*Short problem*
Every entry needs to be printed exactly, please.

(Dataset records)
++++++++++++++++++++

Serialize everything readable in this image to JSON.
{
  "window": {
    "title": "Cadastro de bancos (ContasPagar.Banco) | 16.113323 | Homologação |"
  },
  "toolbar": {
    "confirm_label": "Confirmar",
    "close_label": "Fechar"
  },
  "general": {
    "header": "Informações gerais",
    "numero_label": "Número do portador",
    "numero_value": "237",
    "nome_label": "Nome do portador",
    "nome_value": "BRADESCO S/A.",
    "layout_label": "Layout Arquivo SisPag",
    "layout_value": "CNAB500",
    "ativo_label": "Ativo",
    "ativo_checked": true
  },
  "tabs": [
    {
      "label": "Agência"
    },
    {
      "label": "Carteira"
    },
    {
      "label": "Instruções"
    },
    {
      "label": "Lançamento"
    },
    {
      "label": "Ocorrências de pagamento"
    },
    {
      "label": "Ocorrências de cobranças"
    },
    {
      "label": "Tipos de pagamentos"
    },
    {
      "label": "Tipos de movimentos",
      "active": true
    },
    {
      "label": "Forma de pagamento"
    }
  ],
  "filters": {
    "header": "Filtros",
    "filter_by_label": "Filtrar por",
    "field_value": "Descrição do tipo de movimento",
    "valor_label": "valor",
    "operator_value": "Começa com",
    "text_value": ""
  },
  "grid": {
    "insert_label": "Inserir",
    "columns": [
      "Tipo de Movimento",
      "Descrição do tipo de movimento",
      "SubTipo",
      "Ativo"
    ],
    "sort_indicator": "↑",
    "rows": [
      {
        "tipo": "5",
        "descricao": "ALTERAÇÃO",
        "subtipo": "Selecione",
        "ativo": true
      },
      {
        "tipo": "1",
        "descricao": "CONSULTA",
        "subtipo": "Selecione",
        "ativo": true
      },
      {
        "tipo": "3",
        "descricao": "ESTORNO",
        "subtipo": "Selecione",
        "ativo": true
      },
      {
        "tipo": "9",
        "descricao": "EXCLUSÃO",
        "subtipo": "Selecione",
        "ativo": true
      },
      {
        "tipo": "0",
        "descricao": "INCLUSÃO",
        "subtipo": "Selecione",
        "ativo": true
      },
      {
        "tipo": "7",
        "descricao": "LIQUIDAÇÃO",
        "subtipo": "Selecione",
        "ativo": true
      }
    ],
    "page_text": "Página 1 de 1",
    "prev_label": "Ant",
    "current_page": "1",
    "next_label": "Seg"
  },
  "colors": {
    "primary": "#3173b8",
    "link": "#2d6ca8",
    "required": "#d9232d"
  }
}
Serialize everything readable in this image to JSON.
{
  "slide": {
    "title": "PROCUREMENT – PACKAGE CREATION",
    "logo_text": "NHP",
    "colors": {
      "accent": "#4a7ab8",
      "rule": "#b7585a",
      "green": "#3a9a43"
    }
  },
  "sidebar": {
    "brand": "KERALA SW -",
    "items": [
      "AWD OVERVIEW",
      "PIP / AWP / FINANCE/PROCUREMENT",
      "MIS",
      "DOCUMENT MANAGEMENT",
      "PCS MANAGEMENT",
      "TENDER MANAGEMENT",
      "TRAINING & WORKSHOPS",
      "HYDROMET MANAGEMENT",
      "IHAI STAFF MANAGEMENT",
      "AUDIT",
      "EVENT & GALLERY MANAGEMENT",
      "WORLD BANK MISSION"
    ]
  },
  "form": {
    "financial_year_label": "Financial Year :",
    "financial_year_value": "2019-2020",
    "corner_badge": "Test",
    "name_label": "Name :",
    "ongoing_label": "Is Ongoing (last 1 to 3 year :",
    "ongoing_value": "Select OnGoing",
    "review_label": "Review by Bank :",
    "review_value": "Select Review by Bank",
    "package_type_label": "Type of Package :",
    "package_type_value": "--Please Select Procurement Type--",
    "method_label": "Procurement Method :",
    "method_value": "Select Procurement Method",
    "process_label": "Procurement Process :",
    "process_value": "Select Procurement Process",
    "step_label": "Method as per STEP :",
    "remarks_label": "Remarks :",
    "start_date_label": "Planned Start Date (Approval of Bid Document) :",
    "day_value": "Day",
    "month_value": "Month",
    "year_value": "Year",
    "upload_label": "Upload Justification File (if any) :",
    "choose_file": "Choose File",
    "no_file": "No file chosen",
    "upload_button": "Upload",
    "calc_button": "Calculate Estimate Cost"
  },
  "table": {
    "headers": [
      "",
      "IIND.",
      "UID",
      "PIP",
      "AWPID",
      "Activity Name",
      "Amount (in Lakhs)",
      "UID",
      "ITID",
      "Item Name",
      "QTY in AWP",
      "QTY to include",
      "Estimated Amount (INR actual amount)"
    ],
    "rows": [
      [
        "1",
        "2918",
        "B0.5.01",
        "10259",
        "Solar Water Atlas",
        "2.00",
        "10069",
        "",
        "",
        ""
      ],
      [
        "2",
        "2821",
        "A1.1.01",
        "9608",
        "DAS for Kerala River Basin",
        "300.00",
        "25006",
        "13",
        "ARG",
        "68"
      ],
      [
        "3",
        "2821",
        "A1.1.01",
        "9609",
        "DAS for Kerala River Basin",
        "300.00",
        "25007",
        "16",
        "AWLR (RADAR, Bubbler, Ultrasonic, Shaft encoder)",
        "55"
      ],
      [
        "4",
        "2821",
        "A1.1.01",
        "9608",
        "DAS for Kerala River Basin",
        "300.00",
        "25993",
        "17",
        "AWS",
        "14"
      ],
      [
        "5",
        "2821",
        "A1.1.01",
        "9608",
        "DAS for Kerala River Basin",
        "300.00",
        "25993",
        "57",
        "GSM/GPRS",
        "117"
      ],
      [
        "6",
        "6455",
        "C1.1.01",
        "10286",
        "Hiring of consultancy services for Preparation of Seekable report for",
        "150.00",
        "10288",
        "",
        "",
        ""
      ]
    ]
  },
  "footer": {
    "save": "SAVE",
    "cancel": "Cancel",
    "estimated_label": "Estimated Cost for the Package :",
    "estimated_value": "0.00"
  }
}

++++++++++++++++++++

*Complete answer*
Serialize everything readable in this image to JSON.
{
  "window": {
    "title": "Cadastro de bancos (ContasPagar.Banco) | 16.113323 | Homologação |"
  },
  "toolbar": {
    "confirm_label": "Confirmar",
    "close_label": "Fechar"
  },
  "general": {
    "header": "Informações gerais",
    "numero_label": "Número do portador",
    "numero_value": "237",
    "nome_label": "Nome do portador",
    "nome_value": "BRADESCO S/A.",
    "layout_label": "Layout Arquivo SisPag",
    "layout_value": "CNAB500",
    "ativo_label": "Ativo",
    "ativo_checked": true
  },
  "tabs": [
    {
      "label": "Agência"
    },
    {
      "label": "Carteira"
    },
    {
      "label": "Instruções"
    },
    {
      "label": "Lançamento"
    },
    {
      "label": "Ocorrências de pagamento"
    },
    {
      "label": "Ocorrências de cobranças"
    },
    {
      "label": "Tipos de pagamentos"
    },
    {
      "label": "Tipos de movimentos",
      "active": true
    },
    {
      "label": "Forma de pagamento"
    }
  ],
  "filters": {
    "header": "Filtros",
    "filter_by_label": "Filtrar por",
    "field_value": "Descrição do tipo de movimento",
    "valor_label": "valor",
    "operator_value": "Começa com",
    "text_value": ""
  },
  "grid": {
    "insert_label": "Inserir",
    "columns": [
      "Tipo de Movimento",
      "Descrição do tipo de movimento",
      "SubTipo",
      "Ativo"
    ],
    "sort_indicator": "↑",
    "rows": [
      {
        "tipo": "5",
        "descricao": "ALTERAÇÃO",
        "subtipo": "Selecione",
        "ativo": true
      },
      {
        "tipo": "1",
        "descricao": "CONSULTA",
        "subtipo": "Selecione",
        "ativo": true
      },
      {
        "tipo": "3",
        "descricao": "ESTORNO",
        "subtipo": "Selecione",
        "ativo": true
      },
      {
        "tipo": "9",
        "descricao": "EXCLUSÃO",
        "subtipo": "Selecione",
        "ativo": true
      },
      {
        "tipo": "0",
        "descricao": "INCLUSÃO",
        "subtipo": "Selecione",
        "ativo": true
      },
      {
        "tipo": "7",
        "descricao": "LIQUIDAÇÃO",
        "subtipo": "Selecione",
        "ativo": true
      }
    ],
    "page_text": "Página 1 de 1",
    "prev_label": "Ant",
    "current_page": "1",
    "next_label": "Seg"
  },
  "colors": {
    "primary": "#3173b8",
    "link": "#2d6ca8",
    "required": "#d9232d"
  }
}
Serialize everything readable in this image to JSON.
{
  "slide": {
    "title": "PROCUREMENT – PACKAGE CREATION",
    "logo_text": "NHP",
    "colors": {
      "accent": "#4a7ab8",
      "rule": "#b7585a",
      "green": "#3a9a43"
    }
  },
  "sidebar": {
    "brand": "KERALA SW -",
    "items": [
      "AWD OVERVIEW",
      "PIP / AWP / FINANCE/PROCUREMENT",
      "MIS",
      "DOCUMENT MANAGEMENT",
      "PCS MANAGEMENT",
      "TENDER MANAGEMENT",
      "TRAINING & WORKSHOPS",
      "HYDROMET MANAGEMENT",
      "IHAI STAFF MANAGEMENT",
      "AUDIT",
      "EVENT & GALLERY MANAGEMENT",
      "WORLD BANK MISSION"
    ]
  },
  "form": {
    "financial_year_label": "Financial Year :",
    "financial_year_value": "2019-2020",
    "corner_badge": "Test",
    "name_label": "Name :",
    "ongoing_label": "Is Ongoing (last 1 to 3 year :",
    "ongoing_value": "Select OnGoing",
    "review_label": "Review by Bank :",
    "review_value": "Select Review by Bank",
    "package_type_label": "Type of Package :",
    "package_type_value": "--Please Select Procurement Type--",
    "method_label": "Procurement Method :",
    "method_value": "Select Procurement Method",
    "process_label": "Procurement Process :",
    "process_value": "Select Procurement Process",
    "step_label": "Method as per STEP :",
    "remarks_label": "Remarks :",
    "start_date_label": "Planned Start Date (Approval of Bid Document) :",
    "day_value": "Day",
    "month_value": "Month",
    "year_value": "Year",
    "upload_label": "Upload Justification File (if any) :",
    "choose_file": "Choose File",
    "no_file": "No file chosen",
    "upload_button": "Upload",
    "calc_button": "Calculate Estimate Cost"
  },
  "table": {
    "headers": [
      "",
      "IIND.",
      "UID",
      "PIP",
      "AWPID",
      "Activity Name",
      "Amount (in Lakhs)",
      "UID",
      "ITID",
      "Item Name",
      "QTY in AWP",
      "QTY to include",
      "Estimated Amount (INR actual amount)"
    ],
    "rows": [
      [
        "1",
        "2918",
        "B0.5.01",
        "10259",
        "Solar Water Atlas",
        "2.00",
        "10069",
        "",
        "",
        ""
      ],
      [
        "2",
        "2821",
        "A1.1.01",
        "9608",
        "DAS for Kerala River Basin",
        "300.00",
        "25006",
        "13",
        "ARG",
        "68"
      ],
      [
        "3",
        "2821",
        "A1.1.01",
        "9609",
        "DAS for Kerala River Basin",
        "300.00",
        "25007",
        "16",
        "AWLR (RADAR, Bubbler, Ultrasonic, Shaft encoder)",
        "55"
      ],
      [
        "4",
        "2821",
        "A1.1.01",
        "9608",
        "DAS for Kerala River Basin",
        "300.00",
        "25993",
        "17",
        "AWS",
        "14"
      ],
      [
        "5",
        "2821",
        "A1.1.01",
        "9608",
        "DAS for Kerala River Basin",
        "300.00",
        "25993",
        "57",
        "GSM/GPRS",
        "117"
      ],
      [
        "6",
        "6455",
        "C1.1.01",
        "10286",
        "Hiring of consultancy services for Preparation of Seekable report for",
        "150.00",
        "10288",
        "",
        "",
        ""
      ]
    ]
  },
  "footer": {
    "save": "SAVE",
    "cancel": "Cancel",
    "estimated_label": "Estimated Cost for the Package :",
    "estimated_value": "0.00"
  }
}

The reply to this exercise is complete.